> GIVEN REQUEST
Please retype the data in full and exactly; the pictures are not part of the copy.
|---|
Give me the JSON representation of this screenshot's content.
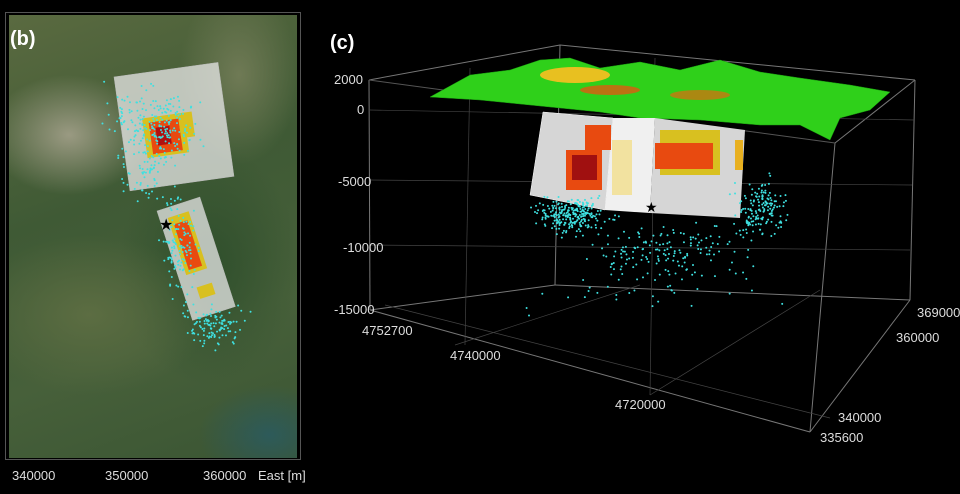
{
  "panel_b": {
    "label": "(b)",
    "x_ticks": [
      "340000",
      "350000",
      "360000"
    ],
    "x_axis_label": "East [m]"
  },
  "panel_c": {
    "label": "(c)",
    "depth_ticks": [
      "2000",
      "0",
      "-5000",
      "-10000",
      "-15000"
    ],
    "north_ticks": [
      "4752700",
      "4740000",
      "4720000"
    ],
    "east_ticks": [
      "335600",
      "340000",
      "360000",
      "369000"
    ]
  },
  "colors": {
    "seismicity": "#3fe0e0",
    "slip_high": "#b01010",
    "slip_mid": "#e84a10",
    "slip_low": "#d8c020",
    "terrain": "#2fd01a",
    "fault_plane": "#d6d6d6"
  },
  "icons": {
    "epicenter": "star-icon"
  }
}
|---|
> SOLUTION
Give me the JSON representation of this screenshot's content.
{
  "panel_b": {
    "label": "(b)",
    "x_ticks": [
      "340000",
      "350000",
      "360000"
    ],
    "x_axis_label": "East [m]"
  },
  "panel_c": {
    "label": "(c)",
    "depth_ticks": [
      "2000",
      "0",
      "-5000",
      "-10000",
      "-15000"
    ],
    "north_ticks": [
      "4752700",
      "4740000",
      "4720000"
    ],
    "east_ticks": [
      "335600",
      "340000",
      "360000",
      "369000"
    ]
  },
  "colors": {
    "seismicity": "#3fe0e0",
    "slip_high": "#b01010",
    "slip_mid": "#e84a10",
    "slip_low": "#d8c020",
    "terrain": "#2fd01a",
    "fault_plane": "#d6d6d6"
  },
  "icons": {
    "epicenter": "star-icon"
  }
}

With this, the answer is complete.